▸ Directions for this task
Set down the material once more, exactly as it appears.

▸ Exercise input
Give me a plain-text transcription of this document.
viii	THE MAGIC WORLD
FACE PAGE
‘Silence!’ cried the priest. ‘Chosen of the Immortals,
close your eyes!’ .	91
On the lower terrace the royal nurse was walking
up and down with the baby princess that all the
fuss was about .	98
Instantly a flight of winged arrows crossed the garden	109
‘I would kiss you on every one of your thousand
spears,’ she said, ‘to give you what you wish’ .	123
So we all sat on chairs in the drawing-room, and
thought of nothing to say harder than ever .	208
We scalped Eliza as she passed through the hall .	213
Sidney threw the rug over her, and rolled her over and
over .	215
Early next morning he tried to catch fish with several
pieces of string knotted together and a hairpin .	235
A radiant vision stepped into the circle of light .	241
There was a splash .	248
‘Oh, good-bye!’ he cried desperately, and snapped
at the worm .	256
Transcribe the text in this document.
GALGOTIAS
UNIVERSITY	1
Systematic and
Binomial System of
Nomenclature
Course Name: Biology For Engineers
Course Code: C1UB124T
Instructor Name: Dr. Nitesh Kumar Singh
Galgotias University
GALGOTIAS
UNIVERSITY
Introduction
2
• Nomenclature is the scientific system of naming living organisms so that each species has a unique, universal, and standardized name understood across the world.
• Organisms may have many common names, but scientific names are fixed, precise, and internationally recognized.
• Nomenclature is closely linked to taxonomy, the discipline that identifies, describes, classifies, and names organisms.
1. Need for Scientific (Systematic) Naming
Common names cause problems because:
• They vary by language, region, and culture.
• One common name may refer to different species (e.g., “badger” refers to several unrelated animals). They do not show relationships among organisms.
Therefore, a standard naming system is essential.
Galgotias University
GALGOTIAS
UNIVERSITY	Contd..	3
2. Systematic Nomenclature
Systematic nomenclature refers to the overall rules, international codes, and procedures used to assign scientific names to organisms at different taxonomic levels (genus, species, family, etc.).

▸ Written reply
Give me a plain-text transcription of this document.
viii	THE MAGIC WORLD
FACE PAGE
‘Silence!’ cried the priest. ‘Chosen of the Immortals,
close your eyes!’ .	91
On the lower terrace the royal nurse was walking
up and down with the baby princess that all the
fuss was about .	98
Instantly a flight of winged arrows crossed the garden	109
‘I would kiss you on every one of your thousand
spears,’ she said, ‘to give you what you wish’ .	123
So we all sat on chairs in the drawing-room, and
thought of nothing to say harder than ever .	208
We scalped Eliza as she passed through the hall .	213
Sidney threw the rug over her, and rolled her over and
over .	215
Early next morning he tried to catch fish with several
pieces of string knotted together and a hairpin .	235
A radiant vision stepped into the circle of light .	241
There was a splash .	248
‘Oh, good-bye!’ he cried desperately, and snapped
at the worm .	256
Transcribe the text in this document.
GALGOTIAS
UNIVERSITY	1
Systematic and
Binomial System of
Nomenclature
Course Name: Biology For Engineers
Course Code: C1UB124T
Instructor Name: Dr. Nitesh Kumar Singh
Galgotias University
GALGOTIAS
UNIVERSITY
Introduction
2
• Nomenclature is the scientific system of naming living organisms so that each species has a unique, universal, and standardized name understood across the world.
• Organisms may have many common names, but scientific names are fixed, precise, and internationally recognized.
• Nomenclature is closely linked to taxonomy, the discipline that identifies, describes, classifies, and names organisms.
1. Need for Scientific (Systematic) Naming
Common names cause problems because:
• They vary by language, region, and culture.
• One common name may refer to different species (e.g., “badger” refers to several unrelated animals). They do not show relationships among organisms.
Therefore, a standard naming system is essential.
Galgotias University
GALGOTIAS
UNIVERSITY	Contd..	3
2. Systematic Nomenclature
Systematic nomenclature refers to the overall rules, international codes, and procedures used to assign scientific names to organisms at different taxonomic levels (genus, species, family, etc.).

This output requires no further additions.